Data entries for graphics

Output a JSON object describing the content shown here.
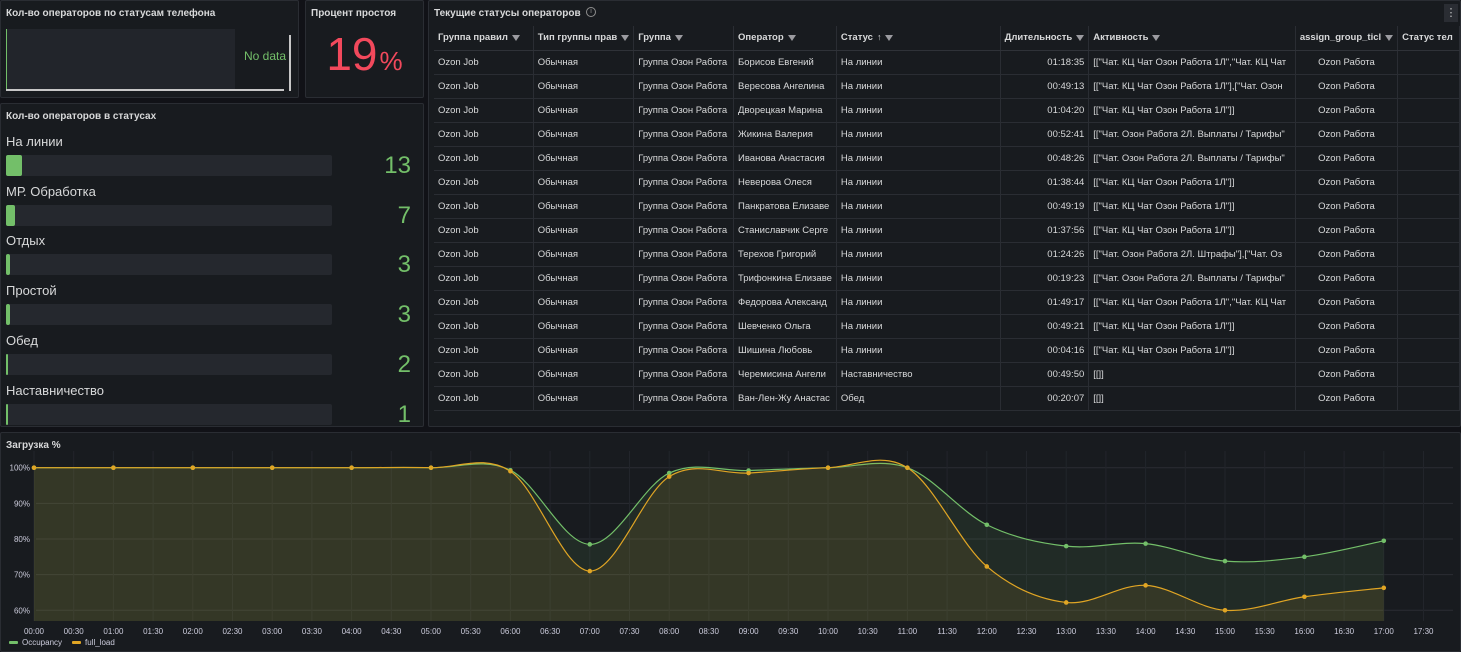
{
  "phone_panel": {
    "title": "Кол-во операторов по статусам телефона",
    "nodata": "No data"
  },
  "idle_panel": {
    "title": "Процент простоя",
    "value": "19",
    "unit": "%"
  },
  "status_panel": {
    "title": "Кол-во операторов в статусах",
    "max": 13,
    "items": [
      {
        "label": "На линии",
        "value": 13
      },
      {
        "label": "МР. Обработка",
        "value": 7
      },
      {
        "label": "Отдых",
        "value": 3
      },
      {
        "label": "Простой",
        "value": 3
      },
      {
        "label": "Обед",
        "value": 2
      },
      {
        "label": "Наставничество",
        "value": 1
      }
    ]
  },
  "table_panel": {
    "title": "Текущие статусы операторов",
    "info_icon": "i",
    "menu_icon": "⋮",
    "columns": [
      "Группа правил",
      "Тип группы прав",
      "Группа",
      "Оператор",
      "Статус",
      "Длительность",
      "Активность",
      "assign_group_ticl",
      "Статус тел"
    ],
    "rows": [
      [
        "Ozon Job",
        "Обычная",
        "Группа Озон Работа",
        "Борисов Евгений",
        "На линии",
        "01:18:35",
        "[[\"Чат. КЦ Чат Озон Работа 1Л\",\"Чат. КЦ Чат",
        "Ozon Работа"
      ],
      [
        "Ozon Job",
        "Обычная",
        "Группа Озон Работа",
        "Вересова Ангелина",
        "На линии",
        "00:49:13",
        "[[\"Чат. КЦ Чат Озон Работа 1Л\"],[\"Чат. Озон",
        "Ozon Работа"
      ],
      [
        "Ozon Job",
        "Обычная",
        "Группа Озон Работа",
        "Дворецкая Марина",
        "На линии",
        "01:04:20",
        "[[\"Чат. КЦ Чат Озон Работа 1Л\"]]",
        "Ozon Работа"
      ],
      [
        "Ozon Job",
        "Обычная",
        "Группа Озон Работа",
        "Жикина Валерия",
        "На линии",
        "00:52:41",
        "[[\"Чат. Озон Работа 2Л. Выплаты / Тарифы\"",
        "Ozon Работа"
      ],
      [
        "Ozon Job",
        "Обычная",
        "Группа Озон Работа",
        "Иванова Анастасия",
        "На линии",
        "00:48:26",
        "[[\"Чат. Озон Работа 2Л. Выплаты / Тарифы\"",
        "Ozon Работа"
      ],
      [
        "Ozon Job",
        "Обычная",
        "Группа Озон Работа",
        "Неверова Олеся",
        "На линии",
        "01:38:44",
        "[[\"Чат. КЦ Чат Озон Работа 1Л\"]]",
        "Ozon Работа"
      ],
      [
        "Ozon Job",
        "Обычная",
        "Группа Озон Работа",
        "Панкратова Елизаве",
        "На линии",
        "00:49:19",
        "[[\"Чат. КЦ Чат Озон Работа 1Л\"]]",
        "Ozon Работа"
      ],
      [
        "Ozon Job",
        "Обычная",
        "Группа Озон Работа",
        "Станиславчик Серге",
        "На линии",
        "01:37:56",
        "[[\"Чат. КЦ Чат Озон Работа 1Л\"]]",
        "Ozon Работа"
      ],
      [
        "Ozon Job",
        "Обычная",
        "Группа Озон Работа",
        "Терехов Григорий",
        "На линии",
        "01:24:26",
        "[[\"Чат. Озон Работа 2Л. Штрафы\"],[\"Чат. Оз",
        "Ozon Работа"
      ],
      [
        "Ozon Job",
        "Обычная",
        "Группа Озон Работа",
        "Трифонкина Елизаве",
        "На линии",
        "00:19:23",
        "[[\"Чат. Озон Работа 2Л. Выплаты / Тарифы\"",
        "Ozon Работа"
      ],
      [
        "Ozon Job",
        "Обычная",
        "Группа Озон Работа",
        "Федорова Александ",
        "На линии",
        "01:49:17",
        "[[\"Чат. КЦ Чат Озон Работа 1Л\",\"Чат. КЦ Чат",
        "Ozon Работа"
      ],
      [
        "Ozon Job",
        "Обычная",
        "Группа Озон Работа",
        "Шевченко Ольга",
        "На линии",
        "00:49:21",
        "[[\"Чат. КЦ Чат Озон Работа 1Л\"]]",
        "Ozon Работа"
      ],
      [
        "Ozon Job",
        "Обычная",
        "Группа Озон Работа",
        "Шишина Любовь",
        "На линии",
        "00:04:16",
        "[[\"Чат. КЦ Чат Озон Работа 1Л\"]]",
        "Ozon Работа"
      ],
      [
        "Ozon Job",
        "Обычная",
        "Группа Озон Работа",
        "Черемисина Ангели",
        "Наставничество",
        "00:49:50",
        "[[]]",
        "Ozon Работа"
      ],
      [
        "Ozon Job",
        "Обычная",
        "Группа Озон Работа",
        "Ван-Лен-Жу Анастас",
        "Обед",
        "00:20:07",
        "[[]]",
        "Ozon Работа"
      ]
    ]
  },
  "load_panel": {
    "title": "Загрузка %"
  },
  "chart_data": {
    "type": "line",
    "title": "Загрузка %",
    "x": [
      "00:00",
      "01:00",
      "02:00",
      "03:00",
      "04:00",
      "05:00",
      "06:00",
      "07:00",
      "08:00",
      "09:00",
      "10:00",
      "11:00",
      "12:00",
      "13:00",
      "14:00",
      "15:00",
      "16:00",
      "17:00"
    ],
    "x_ticks": [
      "00:00",
      "00:30",
      "01:00",
      "01:30",
      "02:00",
      "02:30",
      "03:00",
      "03:30",
      "04:00",
      "04:30",
      "05:00",
      "05:30",
      "06:00",
      "06:30",
      "07:00",
      "07:30",
      "08:00",
      "08:30",
      "09:00",
      "09:30",
      "10:00",
      "10:30",
      "11:00",
      "11:30",
      "12:00",
      "12:30",
      "13:00",
      "13:30",
      "14:00",
      "14:30",
      "15:00",
      "15:30",
      "16:00",
      "16:30",
      "17:00",
      "17:30"
    ],
    "y_ticks": [
      "60%",
      "70%",
      "80%",
      "90%",
      "100%"
    ],
    "ylim": [
      57,
      103
    ],
    "series": [
      {
        "name": "Occupancy",
        "color": "#73bf69",
        "values": [
          100,
          100,
          100,
          100,
          100,
          100,
          99.3,
          78.5,
          98.5,
          99.2,
          100,
          100,
          84,
          78,
          78.7,
          73.8,
          75,
          79.5
        ]
      },
      {
        "name": "full_load",
        "color": "#e0a524",
        "values": [
          100,
          100,
          100,
          100,
          100,
          100,
          99,
          71,
          97.5,
          98.5,
          100,
          100,
          72.3,
          62.2,
          67,
          60,
          63.8,
          66.3
        ]
      }
    ],
    "legend": "bottom-left"
  }
}
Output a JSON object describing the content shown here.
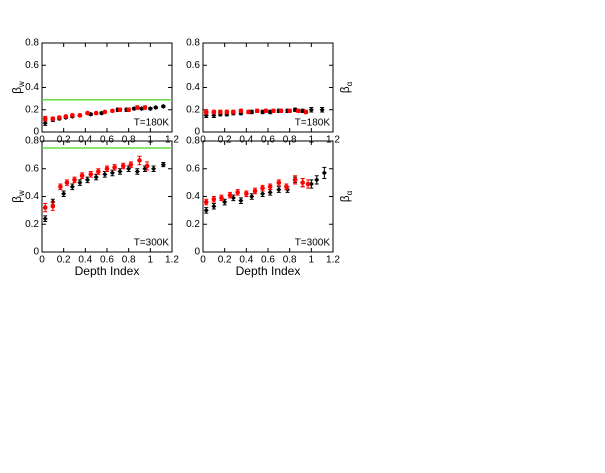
{
  "chart_data": [
    {
      "type": "scatter",
      "ylabel": "β",
      "ylabel_sub": "w",
      "ylabel_side": "left",
      "annotation": "T=180K",
      "xlim": [
        0,
        1.2
      ],
      "ylim": [
        0,
        0.8
      ],
      "xticks": [
        0,
        0.2,
        0.4,
        0.6,
        0.8,
        1,
        1.2
      ],
      "yticks": [
        0,
        0.2,
        0.4,
        0.6,
        0.8
      ],
      "reference_line": {
        "value": 0.29,
        "color": "#66dd44"
      },
      "series": [
        {
          "color": "#000000",
          "marker": "diamond",
          "x": [
            0.03,
            0.1,
            0.16,
            0.22,
            0.28,
            0.35,
            0.45,
            0.55,
            0.7,
            0.78,
            0.85,
            0.92,
            1.0,
            1.05,
            1.12
          ],
          "values": [
            0.08,
            0.11,
            0.12,
            0.13,
            0.14,
            0.15,
            0.16,
            0.17,
            0.2,
            0.2,
            0.21,
            0.21,
            0.21,
            0.22,
            0.23
          ],
          "errors": [
            0.02,
            0.015,
            0.01,
            0.01,
            0.01,
            0.01,
            0.01,
            0.01,
            0.015,
            0.015,
            0.01,
            0.01,
            0.01,
            0.01,
            0.01
          ]
        },
        {
          "color": "#ff0000",
          "marker": "circle",
          "x": [
            0.03,
            0.1,
            0.16,
            0.22,
            0.28,
            0.35,
            0.42,
            0.5,
            0.58,
            0.65,
            0.72,
            0.8,
            0.88,
            0.95
          ],
          "values": [
            0.12,
            0.12,
            0.13,
            0.14,
            0.15,
            0.15,
            0.17,
            0.17,
            0.18,
            0.19,
            0.2,
            0.2,
            0.22,
            0.22
          ],
          "errors": [
            0.02,
            0.015,
            0.01,
            0.01,
            0.01,
            0.01,
            0.01,
            0.01,
            0.01,
            0.01,
            0.015,
            0.015,
            0.015,
            0.015
          ]
        }
      ]
    },
    {
      "type": "scatter",
      "ylabel": "β",
      "ylabel_sub": "α",
      "ylabel_side": "right",
      "annotation": "T=180K",
      "xlim": [
        0,
        1.2
      ],
      "ylim": [
        0,
        0.8
      ],
      "xticks": [
        0,
        0.2,
        0.4,
        0.6,
        0.8,
        1,
        1.2
      ],
      "yticks": [
        0,
        0.2,
        0.4,
        0.6,
        0.8
      ],
      "series": [
        {
          "color": "#000000",
          "marker": "diamond",
          "x": [
            0.03,
            0.1,
            0.16,
            0.22,
            0.28,
            0.35,
            0.45,
            0.55,
            0.62,
            0.7,
            0.78,
            0.85,
            0.92,
            1.0,
            1.1
          ],
          "values": [
            0.15,
            0.15,
            0.16,
            0.16,
            0.17,
            0.17,
            0.18,
            0.18,
            0.18,
            0.19,
            0.19,
            0.2,
            0.19,
            0.2,
            0.2
          ],
          "errors": [
            0.02,
            0.02,
            0.015,
            0.015,
            0.015,
            0.015,
            0.015,
            0.015,
            0.015,
            0.015,
            0.015,
            0.015,
            0.015,
            0.02,
            0.02
          ]
        },
        {
          "color": "#ff0000",
          "marker": "circle",
          "x": [
            0.03,
            0.1,
            0.16,
            0.22,
            0.28,
            0.35,
            0.42,
            0.5,
            0.58,
            0.65,
            0.72,
            0.8,
            0.88,
            0.95
          ],
          "values": [
            0.18,
            0.18,
            0.18,
            0.18,
            0.18,
            0.19,
            0.18,
            0.19,
            0.19,
            0.19,
            0.19,
            0.19,
            0.19,
            0.18
          ],
          "errors": [
            0.02,
            0.015,
            0.015,
            0.015,
            0.015,
            0.015,
            0.015,
            0.015,
            0.015,
            0.015,
            0.015,
            0.015,
            0.015,
            0.015
          ]
        }
      ]
    },
    {
      "type": "scatter",
      "ylabel": "β",
      "ylabel_sub": "w",
      "ylabel_side": "left",
      "annotation": "T=300K",
      "xlabel": "Depth Index",
      "xlim": [
        0,
        1.2
      ],
      "ylim": [
        0,
        0.8
      ],
      "xticks": [
        0,
        0.2,
        0.4,
        0.6,
        0.8,
        1,
        1.2
      ],
      "yticks": [
        0,
        0.2,
        0.4,
        0.6,
        0.8
      ],
      "reference_line": {
        "value": 0.75,
        "color": "#66dd44"
      },
      "series": [
        {
          "color": "#000000",
          "marker": "diamond",
          "x": [
            0.03,
            0.1,
            0.2,
            0.28,
            0.35,
            0.42,
            0.5,
            0.58,
            0.65,
            0.72,
            0.8,
            0.88,
            0.95,
            1.03,
            1.12
          ],
          "values": [
            0.24,
            0.36,
            0.42,
            0.47,
            0.5,
            0.52,
            0.54,
            0.56,
            0.57,
            0.58,
            0.6,
            0.58,
            0.6,
            0.6,
            0.63
          ],
          "errors": [
            0.02,
            0.02,
            0.02,
            0.02,
            0.02,
            0.02,
            0.02,
            0.02,
            0.02,
            0.02,
            0.02,
            0.02,
            0.02,
            0.02,
            0.015
          ]
        },
        {
          "color": "#ff0000",
          "marker": "circle",
          "x": [
            0.03,
            0.1,
            0.17,
            0.23,
            0.3,
            0.37,
            0.45,
            0.52,
            0.6,
            0.67,
            0.75,
            0.82,
            0.9,
            0.97
          ],
          "values": [
            0.32,
            0.33,
            0.47,
            0.5,
            0.52,
            0.55,
            0.56,
            0.58,
            0.6,
            0.61,
            0.62,
            0.63,
            0.66,
            0.62
          ],
          "errors": [
            0.03,
            0.03,
            0.02,
            0.02,
            0.02,
            0.02,
            0.02,
            0.02,
            0.02,
            0.02,
            0.02,
            0.02,
            0.03,
            0.03
          ]
        }
      ]
    },
    {
      "type": "scatter",
      "ylabel": "β",
      "ylabel_sub": "α",
      "ylabel_side": "right",
      "annotation": "T=300K",
      "xlabel": "Depth Index",
      "xlim": [
        0,
        1.2
      ],
      "ylim": [
        0,
        0.8
      ],
      "xticks": [
        0,
        0.2,
        0.4,
        0.6,
        0.8,
        1,
        1.2
      ],
      "yticks": [
        0,
        0.2,
        0.4,
        0.6,
        0.8
      ],
      "series": [
        {
          "color": "#000000",
          "marker": "diamond",
          "x": [
            0.03,
            0.1,
            0.2,
            0.28,
            0.35,
            0.45,
            0.55,
            0.62,
            0.7,
            0.78,
            0.85,
            0.92,
            1.0,
            1.05,
            1.12
          ],
          "values": [
            0.3,
            0.33,
            0.36,
            0.39,
            0.37,
            0.4,
            0.42,
            0.43,
            0.45,
            0.45,
            0.52,
            0.5,
            0.49,
            0.52,
            0.57
          ],
          "errors": [
            0.02,
            0.02,
            0.02,
            0.02,
            0.02,
            0.02,
            0.02,
            0.02,
            0.02,
            0.02,
            0.02,
            0.03,
            0.03,
            0.03,
            0.04
          ]
        },
        {
          "color": "#ff0000",
          "marker": "circle",
          "x": [
            0.03,
            0.1,
            0.17,
            0.25,
            0.32,
            0.4,
            0.48,
            0.55,
            0.62,
            0.7,
            0.77,
            0.85,
            0.92,
            0.97
          ],
          "values": [
            0.36,
            0.38,
            0.39,
            0.41,
            0.43,
            0.42,
            0.44,
            0.46,
            0.47,
            0.5,
            0.47,
            0.52,
            0.5,
            0.49
          ],
          "errors": [
            0.02,
            0.02,
            0.02,
            0.02,
            0.02,
            0.02,
            0.02,
            0.02,
            0.02,
            0.02,
            0.02,
            0.03,
            0.03,
            0.03
          ]
        }
      ]
    }
  ]
}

#### INSTRUCTIONS TO FOLLOW:
Scan the data above; copy every line where "title" appears.

#### FINAL ANSWER:
    "title": "Кол-во операторов по статусам телефона",
    "title": "Процент простоя",
    "title": "Кол-во операторов в статусах",
    "title": "Текущие статусы операторов",
    "title": "Загрузка %"
    "title": "Загрузка %",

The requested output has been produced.